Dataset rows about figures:

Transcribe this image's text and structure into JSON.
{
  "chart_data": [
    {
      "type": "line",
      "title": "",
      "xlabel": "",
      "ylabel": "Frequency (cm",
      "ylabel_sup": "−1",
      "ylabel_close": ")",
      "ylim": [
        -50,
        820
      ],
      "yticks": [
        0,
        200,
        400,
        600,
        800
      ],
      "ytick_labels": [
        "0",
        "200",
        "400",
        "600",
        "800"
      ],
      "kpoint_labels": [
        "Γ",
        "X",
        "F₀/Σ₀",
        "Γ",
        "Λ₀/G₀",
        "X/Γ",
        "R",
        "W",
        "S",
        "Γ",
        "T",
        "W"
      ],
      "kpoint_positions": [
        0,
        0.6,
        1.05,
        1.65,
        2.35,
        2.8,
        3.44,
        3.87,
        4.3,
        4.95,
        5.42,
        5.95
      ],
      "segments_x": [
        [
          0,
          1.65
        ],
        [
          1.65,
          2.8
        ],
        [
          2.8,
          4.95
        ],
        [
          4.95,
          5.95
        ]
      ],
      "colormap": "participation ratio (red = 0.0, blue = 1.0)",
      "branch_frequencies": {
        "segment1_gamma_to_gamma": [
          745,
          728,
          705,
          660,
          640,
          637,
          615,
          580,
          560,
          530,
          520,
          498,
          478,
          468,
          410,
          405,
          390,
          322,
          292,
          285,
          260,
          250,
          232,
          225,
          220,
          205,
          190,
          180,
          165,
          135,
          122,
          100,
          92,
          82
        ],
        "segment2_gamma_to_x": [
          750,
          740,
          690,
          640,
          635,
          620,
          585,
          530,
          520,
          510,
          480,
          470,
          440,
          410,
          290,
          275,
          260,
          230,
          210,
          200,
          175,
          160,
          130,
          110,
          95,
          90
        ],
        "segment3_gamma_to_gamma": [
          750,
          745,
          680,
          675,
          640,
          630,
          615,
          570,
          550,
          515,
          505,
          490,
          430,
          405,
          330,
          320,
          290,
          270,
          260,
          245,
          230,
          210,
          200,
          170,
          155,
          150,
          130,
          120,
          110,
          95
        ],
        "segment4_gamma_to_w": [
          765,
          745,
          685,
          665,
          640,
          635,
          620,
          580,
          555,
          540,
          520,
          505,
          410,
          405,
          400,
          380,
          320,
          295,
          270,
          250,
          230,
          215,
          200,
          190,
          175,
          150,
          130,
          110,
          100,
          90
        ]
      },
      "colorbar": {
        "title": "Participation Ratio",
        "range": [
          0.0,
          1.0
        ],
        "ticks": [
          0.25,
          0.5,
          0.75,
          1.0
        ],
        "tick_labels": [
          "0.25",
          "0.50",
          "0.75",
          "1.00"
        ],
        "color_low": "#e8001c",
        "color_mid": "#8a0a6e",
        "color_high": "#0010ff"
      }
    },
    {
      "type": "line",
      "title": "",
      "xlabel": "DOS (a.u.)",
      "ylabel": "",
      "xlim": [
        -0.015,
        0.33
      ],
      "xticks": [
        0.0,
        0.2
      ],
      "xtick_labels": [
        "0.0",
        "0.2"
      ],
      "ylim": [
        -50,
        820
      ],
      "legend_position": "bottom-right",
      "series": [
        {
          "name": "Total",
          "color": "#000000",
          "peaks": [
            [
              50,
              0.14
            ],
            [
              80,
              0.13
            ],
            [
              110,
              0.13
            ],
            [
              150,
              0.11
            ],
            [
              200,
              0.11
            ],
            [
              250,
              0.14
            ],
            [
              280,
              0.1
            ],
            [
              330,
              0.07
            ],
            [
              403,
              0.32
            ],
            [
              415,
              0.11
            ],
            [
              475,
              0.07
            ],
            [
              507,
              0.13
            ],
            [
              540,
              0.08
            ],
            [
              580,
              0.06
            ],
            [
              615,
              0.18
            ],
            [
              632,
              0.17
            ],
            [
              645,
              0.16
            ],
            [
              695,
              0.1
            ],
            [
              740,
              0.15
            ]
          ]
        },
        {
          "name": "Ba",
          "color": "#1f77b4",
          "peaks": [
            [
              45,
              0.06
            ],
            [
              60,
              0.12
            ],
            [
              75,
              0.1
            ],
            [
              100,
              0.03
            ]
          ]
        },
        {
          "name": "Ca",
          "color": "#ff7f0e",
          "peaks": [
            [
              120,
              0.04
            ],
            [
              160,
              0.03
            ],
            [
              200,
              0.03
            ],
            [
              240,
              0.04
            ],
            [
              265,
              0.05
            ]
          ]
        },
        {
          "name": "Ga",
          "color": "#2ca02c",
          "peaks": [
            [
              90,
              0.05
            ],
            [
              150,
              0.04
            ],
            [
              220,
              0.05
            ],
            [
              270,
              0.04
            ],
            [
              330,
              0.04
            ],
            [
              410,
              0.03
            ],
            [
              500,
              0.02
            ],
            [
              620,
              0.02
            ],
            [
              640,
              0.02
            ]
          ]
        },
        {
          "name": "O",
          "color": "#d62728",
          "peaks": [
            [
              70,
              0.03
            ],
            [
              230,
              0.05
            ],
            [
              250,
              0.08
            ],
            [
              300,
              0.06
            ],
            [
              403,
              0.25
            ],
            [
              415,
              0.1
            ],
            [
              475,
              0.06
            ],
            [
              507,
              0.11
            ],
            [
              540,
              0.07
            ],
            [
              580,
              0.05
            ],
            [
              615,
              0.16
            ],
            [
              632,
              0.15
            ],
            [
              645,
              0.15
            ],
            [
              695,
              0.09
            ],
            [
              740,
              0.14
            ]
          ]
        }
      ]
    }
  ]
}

> **Task goal**:
Please output every record, keeping each line exact.

> **Solution**:
Transcribe this image's text and structure into JSON.
{
  "chart_data": [
    {
      "type": "line",
      "title": "",
      "xlabel": "",
      "ylabel": "Frequency (cm",
      "ylabel_sup": "−1",
      "ylabel_close": ")",
      "ylim": [
        -50,
        820
      ],
      "yticks": [
        0,
        200,
        400,
        600,
        800
      ],
      "ytick_labels": [
        "0",
        "200",
        "400",
        "600",
        "800"
      ],
      "kpoint_labels": [
        "Γ",
        "X",
        "F₀/Σ₀",
        "Γ",
        "Λ₀/G₀",
        "X/Γ",
        "R",
        "W",
        "S",
        "Γ",
        "T",
        "W"
      ],
      "kpoint_positions": [
        0,
        0.6,
        1.05,
        1.65,
        2.35,
        2.8,
        3.44,
        3.87,
        4.3,
        4.95,
        5.42,
        5.95
      ],
      "segments_x": [
        [
          0,
          1.65
        ],
        [
          1.65,
          2.8
        ],
        [
          2.8,
          4.95
        ],
        [
          4.95,
          5.95
        ]
      ],
      "colormap": "participation ratio (red = 0.0, blue = 1.0)",
      "branch_frequencies": {
        "segment1_gamma_to_gamma": [
          745,
          728,
          705,
          660,
          640,
          637,
          615,
          580,
          560,
          530,
          520,
          498,
          478,
          468,
          410,
          405,
          390,
          322,
          292,
          285,
          260,
          250,
          232,
          225,
          220,
          205,
          190,
          180,
          165,
          135,
          122,
          100,
          92,
          82
        ],
        "segment2_gamma_to_x": [
          750,
          740,
          690,
          640,
          635,
          620,
          585,
          530,
          520,
          510,
          480,
          470,
          440,
          410,
          290,
          275,
          260,
          230,
          210,
          200,
          175,
          160,
          130,
          110,
          95,
          90
        ],
        "segment3_gamma_to_gamma": [
          750,
          745,
          680,
          675,
          640,
          630,
          615,
          570,
          550,
          515,
          505,
          490,
          430,
          405,
          330,
          320,
          290,
          270,
          260,
          245,
          230,
          210,
          200,
          170,
          155,
          150,
          130,
          120,
          110,
          95
        ],
        "segment4_gamma_to_w": [
          765,
          745,
          685,
          665,
          640,
          635,
          620,
          580,
          555,
          540,
          520,
          505,
          410,
          405,
          400,
          380,
          320,
          295,
          270,
          250,
          230,
          215,
          200,
          190,
          175,
          150,
          130,
          110,
          100,
          90
        ]
      },
      "colorbar": {
        "title": "Participation Ratio",
        "range": [
          0.0,
          1.0
        ],
        "ticks": [
          0.25,
          0.5,
          0.75,
          1.0
        ],
        "tick_labels": [
          "0.25",
          "0.50",
          "0.75",
          "1.00"
        ],
        "color_low": "#e8001c",
        "color_mid": "#8a0a6e",
        "color_high": "#0010ff"
      }
    },
    {
      "type": "line",
      "title": "",
      "xlabel": "DOS (a.u.)",
      "ylabel": "",
      "xlim": [
        -0.015,
        0.33
      ],
      "xticks": [
        0.0,
        0.2
      ],
      "xtick_labels": [
        "0.0",
        "0.2"
      ],
      "ylim": [
        -50,
        820
      ],
      "legend_position": "bottom-right",
      "series": [
        {
          "name": "Total",
          "color": "#000000",
          "peaks": [
            [
              50,
              0.14
            ],
            [
              80,
              0.13
            ],
            [
              110,
              0.13
            ],
            [
              150,
              0.11
            ],
            [
              200,
              0.11
            ],
            [
              250,
              0.14
            ],
            [
              280,
              0.1
            ],
            [
              330,
              0.07
            ],
            [
              403,
              0.32
            ],
            [
              415,
              0.11
            ],
            [
              475,
              0.07
            ],
            [
              507,
              0.13
            ],
            [
              540,
              0.08
            ],
            [
              580,
              0.06
            ],
            [
              615,
              0.18
            ],
            [
              632,
              0.17
            ],
            [
              645,
              0.16
            ],
            [
              695,
              0.1
            ],
            [
              740,
              0.15
            ]
          ]
        },
        {
          "name": "Ba",
          "color": "#1f77b4",
          "peaks": [
            [
              45,
              0.06
            ],
            [
              60,
              0.12
            ],
            [
              75,
              0.1
            ],
            [
              100,
              0.03
            ]
          ]
        },
        {
          "name": "Ca",
          "color": "#ff7f0e",
          "peaks": [
            [
              120,
              0.04
            ],
            [
              160,
              0.03
            ],
            [
              200,
              0.03
            ],
            [
              240,
              0.04
            ],
            [
              265,
              0.05
            ]
          ]
        },
        {
          "name": "Ga",
          "color": "#2ca02c",
          "peaks": [
            [
              90,
              0.05
            ],
            [
              150,
              0.04
            ],
            [
              220,
              0.05
            ],
            [
              270,
              0.04
            ],
            [
              330,
              0.04
            ],
            [
              410,
              0.03
            ],
            [
              500,
              0.02
            ],
            [
              620,
              0.02
            ],
            [
              640,
              0.02
            ]
          ]
        },
        {
          "name": "O",
          "color": "#d62728",
          "peaks": [
            [
              70,
              0.03
            ],
            [
              230,
              0.05
            ],
            [
              250,
              0.08
            ],
            [
              300,
              0.06
            ],
            [
              403,
              0.25
            ],
            [
              415,
              0.1
            ],
            [
              475,
              0.06
            ],
            [
              507,
              0.11
            ],
            [
              540,
              0.07
            ],
            [
              580,
              0.05
            ],
            [
              615,
              0.16
            ],
            [
              632,
              0.15
            ],
            [
              645,
              0.15
            ],
            [
              695,
              0.09
            ],
            [
              740,
              0.14
            ]
          ]
        }
      ]
    }
  ]
}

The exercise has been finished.